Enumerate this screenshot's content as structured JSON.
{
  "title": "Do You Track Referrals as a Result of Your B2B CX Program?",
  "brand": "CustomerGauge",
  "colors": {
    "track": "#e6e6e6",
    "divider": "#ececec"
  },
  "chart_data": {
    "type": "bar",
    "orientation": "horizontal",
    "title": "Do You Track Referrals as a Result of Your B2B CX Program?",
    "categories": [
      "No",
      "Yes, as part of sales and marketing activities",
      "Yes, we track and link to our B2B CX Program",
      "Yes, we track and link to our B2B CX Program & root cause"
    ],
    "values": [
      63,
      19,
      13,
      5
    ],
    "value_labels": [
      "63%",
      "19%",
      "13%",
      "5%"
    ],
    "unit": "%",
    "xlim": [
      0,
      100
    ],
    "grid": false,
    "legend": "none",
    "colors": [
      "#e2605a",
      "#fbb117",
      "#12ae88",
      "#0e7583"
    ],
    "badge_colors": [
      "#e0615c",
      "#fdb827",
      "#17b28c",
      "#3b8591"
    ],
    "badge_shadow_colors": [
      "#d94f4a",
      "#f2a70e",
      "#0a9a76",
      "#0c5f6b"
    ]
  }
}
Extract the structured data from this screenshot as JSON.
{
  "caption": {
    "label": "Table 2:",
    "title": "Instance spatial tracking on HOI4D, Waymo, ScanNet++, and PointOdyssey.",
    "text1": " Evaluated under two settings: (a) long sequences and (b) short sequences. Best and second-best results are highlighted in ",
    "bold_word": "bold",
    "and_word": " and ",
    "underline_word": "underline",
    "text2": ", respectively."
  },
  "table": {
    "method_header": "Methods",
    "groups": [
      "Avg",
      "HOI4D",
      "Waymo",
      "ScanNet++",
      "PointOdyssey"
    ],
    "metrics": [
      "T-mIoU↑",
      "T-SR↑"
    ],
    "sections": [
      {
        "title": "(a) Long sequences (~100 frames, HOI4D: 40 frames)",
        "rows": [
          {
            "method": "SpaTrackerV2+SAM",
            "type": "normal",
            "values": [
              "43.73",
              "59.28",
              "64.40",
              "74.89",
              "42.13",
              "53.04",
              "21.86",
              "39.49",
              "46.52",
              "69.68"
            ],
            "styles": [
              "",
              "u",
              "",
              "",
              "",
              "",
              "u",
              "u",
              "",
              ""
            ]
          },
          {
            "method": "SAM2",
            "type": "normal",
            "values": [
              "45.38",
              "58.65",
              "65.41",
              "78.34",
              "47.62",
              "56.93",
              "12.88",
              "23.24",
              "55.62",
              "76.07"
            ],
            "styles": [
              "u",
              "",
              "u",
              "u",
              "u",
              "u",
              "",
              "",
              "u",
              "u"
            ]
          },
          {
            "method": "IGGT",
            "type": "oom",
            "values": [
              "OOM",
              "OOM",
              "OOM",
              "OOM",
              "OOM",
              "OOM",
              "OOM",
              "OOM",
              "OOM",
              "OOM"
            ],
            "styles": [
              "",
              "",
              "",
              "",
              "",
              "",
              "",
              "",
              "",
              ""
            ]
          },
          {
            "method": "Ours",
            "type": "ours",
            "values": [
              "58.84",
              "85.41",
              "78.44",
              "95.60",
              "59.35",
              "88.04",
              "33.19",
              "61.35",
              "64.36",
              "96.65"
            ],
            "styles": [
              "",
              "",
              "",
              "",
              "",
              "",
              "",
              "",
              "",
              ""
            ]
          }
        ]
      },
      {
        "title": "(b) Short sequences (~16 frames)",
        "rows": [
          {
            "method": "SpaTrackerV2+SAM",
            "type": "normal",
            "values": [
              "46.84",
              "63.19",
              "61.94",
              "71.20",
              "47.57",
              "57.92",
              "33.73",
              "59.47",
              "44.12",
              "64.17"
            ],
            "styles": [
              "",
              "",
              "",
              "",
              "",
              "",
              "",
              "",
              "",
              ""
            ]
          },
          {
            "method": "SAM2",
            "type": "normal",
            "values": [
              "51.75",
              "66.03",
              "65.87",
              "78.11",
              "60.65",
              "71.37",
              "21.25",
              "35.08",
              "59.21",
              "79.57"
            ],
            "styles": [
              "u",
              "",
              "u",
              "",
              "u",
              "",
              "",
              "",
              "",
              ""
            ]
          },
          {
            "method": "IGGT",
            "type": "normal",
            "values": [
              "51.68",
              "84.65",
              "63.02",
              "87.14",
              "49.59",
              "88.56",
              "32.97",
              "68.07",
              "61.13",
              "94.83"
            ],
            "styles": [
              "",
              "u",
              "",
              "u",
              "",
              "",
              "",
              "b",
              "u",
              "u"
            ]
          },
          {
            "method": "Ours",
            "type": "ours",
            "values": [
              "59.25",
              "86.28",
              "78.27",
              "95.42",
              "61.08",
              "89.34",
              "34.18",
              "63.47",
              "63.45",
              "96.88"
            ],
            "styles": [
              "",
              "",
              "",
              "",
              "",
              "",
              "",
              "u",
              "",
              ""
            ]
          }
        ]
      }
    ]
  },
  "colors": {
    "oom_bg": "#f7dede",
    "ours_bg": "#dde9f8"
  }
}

┄┄┄┄┄┄

▸ **To be done**: Every line of the data above should be reproduced word for word.

▸ **Answer to the problem**:
Enumerate this screenshot's content as structured JSON.
{
  "title": "Do You Track Referrals as a Result of Your B2B CX Program?",
  "brand": "CustomerGauge",
  "colors": {
    "track": "#e6e6e6",
    "divider": "#ececec"
  },
  "chart_data": {
    "type": "bar",
    "orientation": "horizontal",
    "title": "Do You Track Referrals as a Result of Your B2B CX Program?",
    "categories": [
      "No",
      "Yes, as part of sales and marketing activities",
      "Yes, we track and link to our B2B CX Program",
      "Yes, we track and link to our B2B CX Program & root cause"
    ],
    "values": [
      63,
      19,
      13,
      5
    ],
    "value_labels": [
      "63%",
      "19%",
      "13%",
      "5%"
    ],
    "unit": "%",
    "xlim": [
      0,
      100
    ],
    "grid": false,
    "legend": "none",
    "colors": [
      "#e2605a",
      "#fbb117",
      "#12ae88",
      "#0e7583"
    ],
    "badge_colors": [
      "#e0615c",
      "#fdb827",
      "#17b28c",
      "#3b8591"
    ],
    "badge_shadow_colors": [
      "#d94f4a",
      "#f2a70e",
      "#0a9a76",
      "#0c5f6b"
    ]
  }
}
Extract the structured data from this screenshot as JSON.
{
  "caption": {
    "label": "Table 2:",
    "title": "Instance spatial tracking on HOI4D, Waymo, ScanNet++, and PointOdyssey.",
    "text1": " Evaluated under two settings: (a) long sequences and (b) short sequences. Best and second-best results are highlighted in ",
    "bold_word": "bold",
    "and_word": " and ",
    "underline_word": "underline",
    "text2": ", respectively."
  },
  "table": {
    "method_header": "Methods",
    "groups": [
      "Avg",
      "HOI4D",
      "Waymo",
      "ScanNet++",
      "PointOdyssey"
    ],
    "metrics": [
      "T-mIoU↑",
      "T-SR↑"
    ],
    "sections": [
      {
        "title": "(a) Long sequences (~100 frames, HOI4D: 40 frames)",
        "rows": [
          {
            "method": "SpaTrackerV2+SAM",
            "type": "normal",
            "values": [
              "43.73",
              "59.28",
              "64.40",
              "74.89",
              "42.13",
              "53.04",
              "21.86",
              "39.49",
              "46.52",
              "69.68"
            ],
            "styles": [
              "",
              "u",
              "",
              "",
              "",
              "",
              "u",
              "u",
              "",
              ""
            ]
          },
          {
            "method": "SAM2",
            "type": "normal",
            "values": [
              "45.38",
              "58.65",
              "65.41",
              "78.34",
              "47.62",
              "56.93",
              "12.88",
              "23.24",
              "55.62",
              "76.07"
            ],
            "styles": [
              "u",
              "",
              "u",
              "u",
              "u",
              "u",
              "",
              "",
              "u",
              "u"
            ]
          },
          {
            "method": "IGGT",
            "type": "oom",
            "values": [
              "OOM",
              "OOM",
              "OOM",
              "OOM",
              "OOM",
              "OOM",
              "OOM",
              "OOM",
              "OOM",
              "OOM"
            ],
            "styles": [
              "",
              "",
              "",
              "",
              "",
              "",
              "",
              "",
              "",
              ""
            ]
          },
          {
            "method": "Ours",
            "type": "ours",
            "values": [
              "58.84",
              "85.41",
              "78.44",
              "95.60",
              "59.35",
              "88.04",
              "33.19",
              "61.35",
              "64.36",
              "96.65"
            ],
            "styles": [
              "",
              "",
              "",
              "",
              "",
              "",
              "",
              "",
              "",
              ""
            ]
          }
        ]
      },
      {
        "title": "(b) Short sequences (~16 frames)",
        "rows": [
          {
            "method": "SpaTrackerV2+SAM",
            "type": "normal",
            "values": [
              "46.84",
              "63.19",
              "61.94",
              "71.20",
              "47.57",
              "57.92",
              "33.73",
              "59.47",
              "44.12",
              "64.17"
            ],
            "styles": [
              "",
              "",
              "",
              "",
              "",
              "",
              "",
              "",
              "",
              ""
            ]
          },
          {
            "method": "SAM2",
            "type": "normal",
            "values": [
              "51.75",
              "66.03",
              "65.87",
              "78.11",
              "60.65",
              "71.37",
              "21.25",
              "35.08",
              "59.21",
              "79.57"
            ],
            "styles": [
              "u",
              "",
              "u",
              "",
              "u",
              "",
              "",
              "",
              "",
              ""
            ]
          },
          {
            "method": "IGGT",
            "type": "normal",
            "values": [
              "51.68",
              "84.65",
              "63.02",
              "87.14",
              "49.59",
              "88.56",
              "32.97",
              "68.07",
              "61.13",
              "94.83"
            ],
            "styles": [
              "",
              "u",
              "",
              "u",
              "",
              "",
              "",
              "b",
              "u",
              "u"
            ]
          },
          {
            "method": "Ours",
            "type": "ours",
            "values": [
              "59.25",
              "86.28",
              "78.27",
              "95.42",
              "61.08",
              "89.34",
              "34.18",
              "63.47",
              "63.45",
              "96.88"
            ],
            "styles": [
              "",
              "",
              "",
              "",
              "",
              "",
              "",
              "u",
              "",
              ""
            ]
          }
        ]
      }
    ]
  },
  "colors": {
    "oom_bg": "#f7dede",
    "ours_bg": "#dde9f8"
  }
}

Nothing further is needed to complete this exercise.